◆ Task inputs ◆
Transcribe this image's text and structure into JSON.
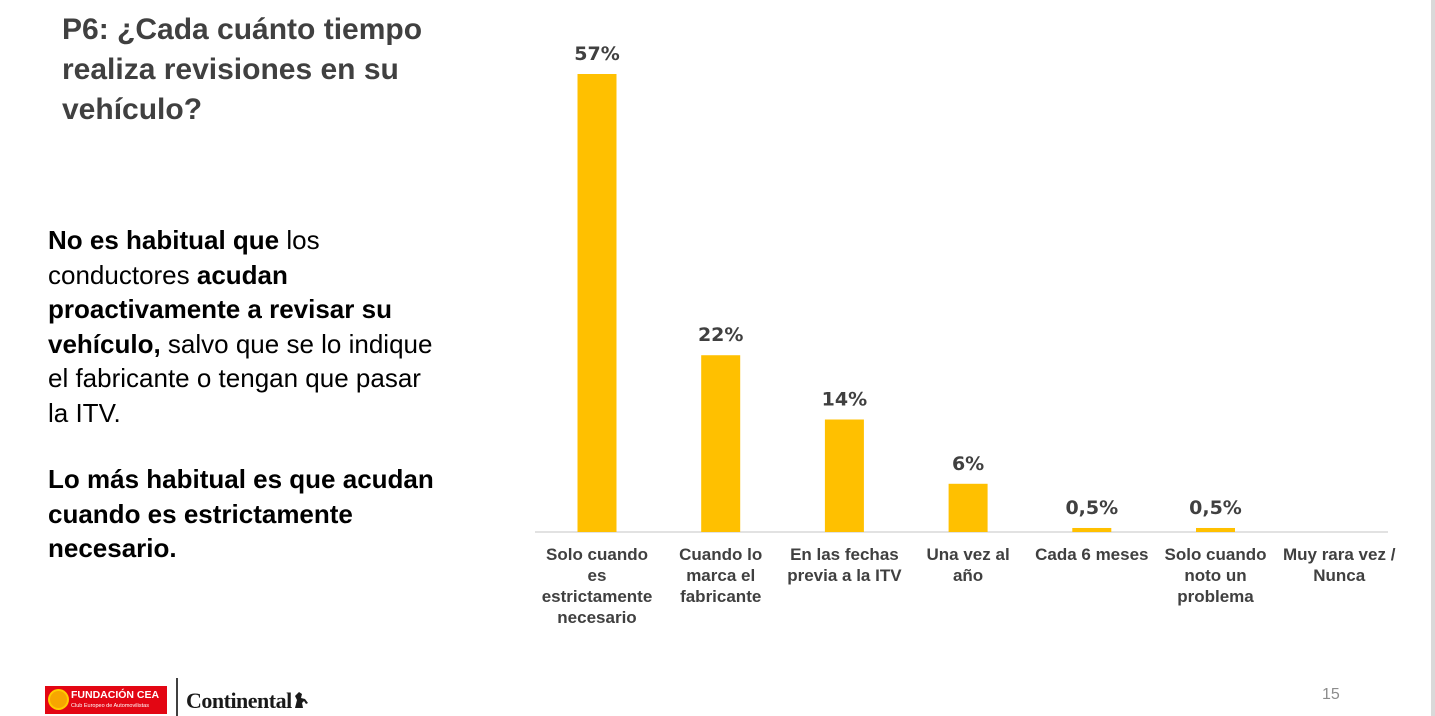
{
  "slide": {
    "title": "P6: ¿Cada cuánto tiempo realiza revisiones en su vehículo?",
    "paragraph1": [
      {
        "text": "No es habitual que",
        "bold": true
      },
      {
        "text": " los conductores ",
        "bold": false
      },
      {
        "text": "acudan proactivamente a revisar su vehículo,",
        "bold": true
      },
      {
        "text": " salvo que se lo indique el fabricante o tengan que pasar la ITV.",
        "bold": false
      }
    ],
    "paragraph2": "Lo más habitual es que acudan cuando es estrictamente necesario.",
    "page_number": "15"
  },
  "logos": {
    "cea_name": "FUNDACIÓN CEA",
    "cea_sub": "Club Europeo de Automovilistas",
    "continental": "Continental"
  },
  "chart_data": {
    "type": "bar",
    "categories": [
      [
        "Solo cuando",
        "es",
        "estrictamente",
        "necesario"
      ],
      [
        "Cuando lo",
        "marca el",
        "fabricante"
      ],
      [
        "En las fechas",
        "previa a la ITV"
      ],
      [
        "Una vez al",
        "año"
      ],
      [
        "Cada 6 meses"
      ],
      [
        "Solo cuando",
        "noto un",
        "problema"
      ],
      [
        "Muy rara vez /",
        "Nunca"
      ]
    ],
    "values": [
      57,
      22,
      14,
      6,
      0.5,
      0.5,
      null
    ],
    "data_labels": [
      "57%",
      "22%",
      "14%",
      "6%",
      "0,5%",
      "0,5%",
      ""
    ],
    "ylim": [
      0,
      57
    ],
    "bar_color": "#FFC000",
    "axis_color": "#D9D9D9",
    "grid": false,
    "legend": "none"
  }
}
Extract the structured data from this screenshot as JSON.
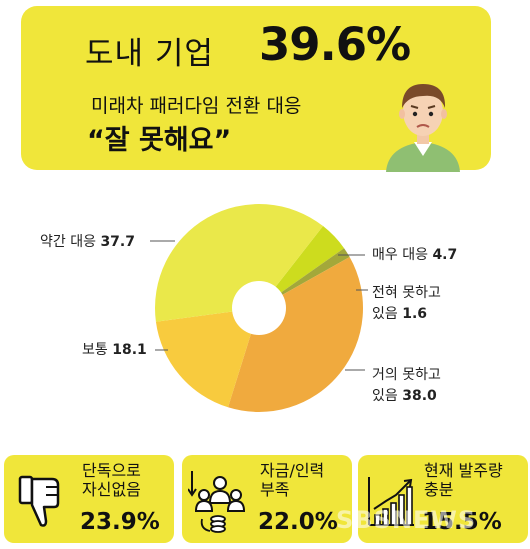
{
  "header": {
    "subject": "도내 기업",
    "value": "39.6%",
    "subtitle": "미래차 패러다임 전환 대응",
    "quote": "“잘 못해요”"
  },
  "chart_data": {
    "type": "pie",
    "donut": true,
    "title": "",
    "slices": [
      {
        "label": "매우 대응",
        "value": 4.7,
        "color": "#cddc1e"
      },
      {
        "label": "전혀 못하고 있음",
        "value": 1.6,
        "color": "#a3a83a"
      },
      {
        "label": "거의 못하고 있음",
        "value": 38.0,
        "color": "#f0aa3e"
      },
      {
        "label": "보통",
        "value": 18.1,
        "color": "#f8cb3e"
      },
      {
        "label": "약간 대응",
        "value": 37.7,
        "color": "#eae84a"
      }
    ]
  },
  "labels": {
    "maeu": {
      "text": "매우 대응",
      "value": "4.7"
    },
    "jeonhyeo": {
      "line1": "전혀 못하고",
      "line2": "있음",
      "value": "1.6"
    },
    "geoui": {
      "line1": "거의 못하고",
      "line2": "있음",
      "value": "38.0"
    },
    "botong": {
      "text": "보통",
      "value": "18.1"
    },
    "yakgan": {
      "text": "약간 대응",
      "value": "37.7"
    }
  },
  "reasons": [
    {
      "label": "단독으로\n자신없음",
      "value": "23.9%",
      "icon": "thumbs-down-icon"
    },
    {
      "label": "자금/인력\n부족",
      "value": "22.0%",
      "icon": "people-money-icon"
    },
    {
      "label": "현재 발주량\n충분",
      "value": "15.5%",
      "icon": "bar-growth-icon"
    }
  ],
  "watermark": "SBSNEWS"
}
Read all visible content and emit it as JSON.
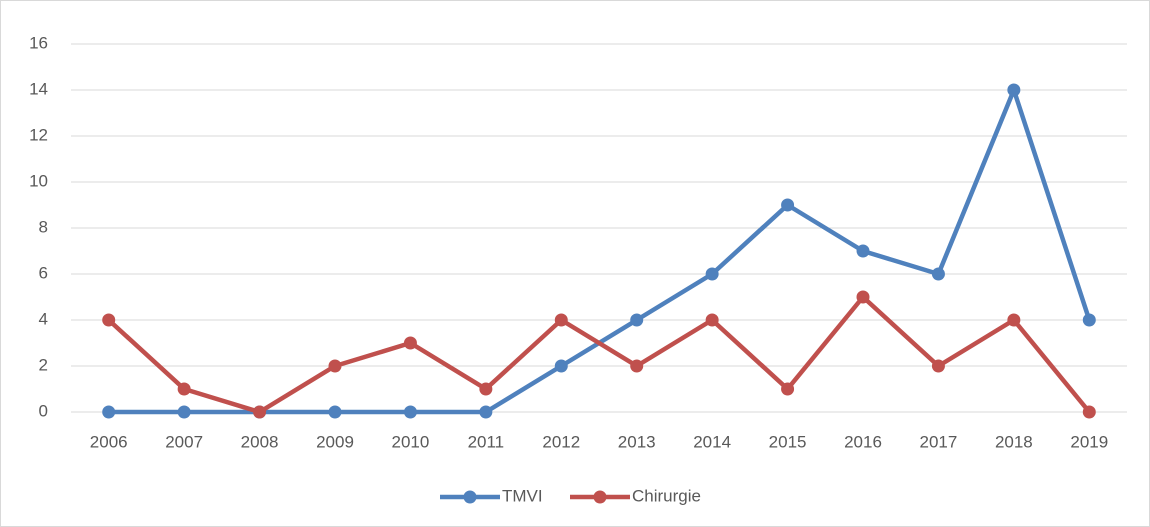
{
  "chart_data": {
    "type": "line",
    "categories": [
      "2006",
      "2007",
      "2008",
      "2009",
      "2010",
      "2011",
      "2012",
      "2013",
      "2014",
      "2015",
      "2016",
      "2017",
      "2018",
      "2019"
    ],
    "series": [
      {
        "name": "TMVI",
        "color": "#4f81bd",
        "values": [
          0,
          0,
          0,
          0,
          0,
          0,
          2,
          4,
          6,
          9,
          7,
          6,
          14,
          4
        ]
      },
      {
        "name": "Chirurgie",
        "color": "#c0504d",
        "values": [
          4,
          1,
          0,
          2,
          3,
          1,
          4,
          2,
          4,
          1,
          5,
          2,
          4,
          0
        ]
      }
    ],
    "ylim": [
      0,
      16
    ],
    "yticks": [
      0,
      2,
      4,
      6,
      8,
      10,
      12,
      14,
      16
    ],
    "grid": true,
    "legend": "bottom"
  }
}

◆ What the task requires ◆
Say, as a number only, how many lines of the data contain "vehículo".

◆ Exercise answer ◆
2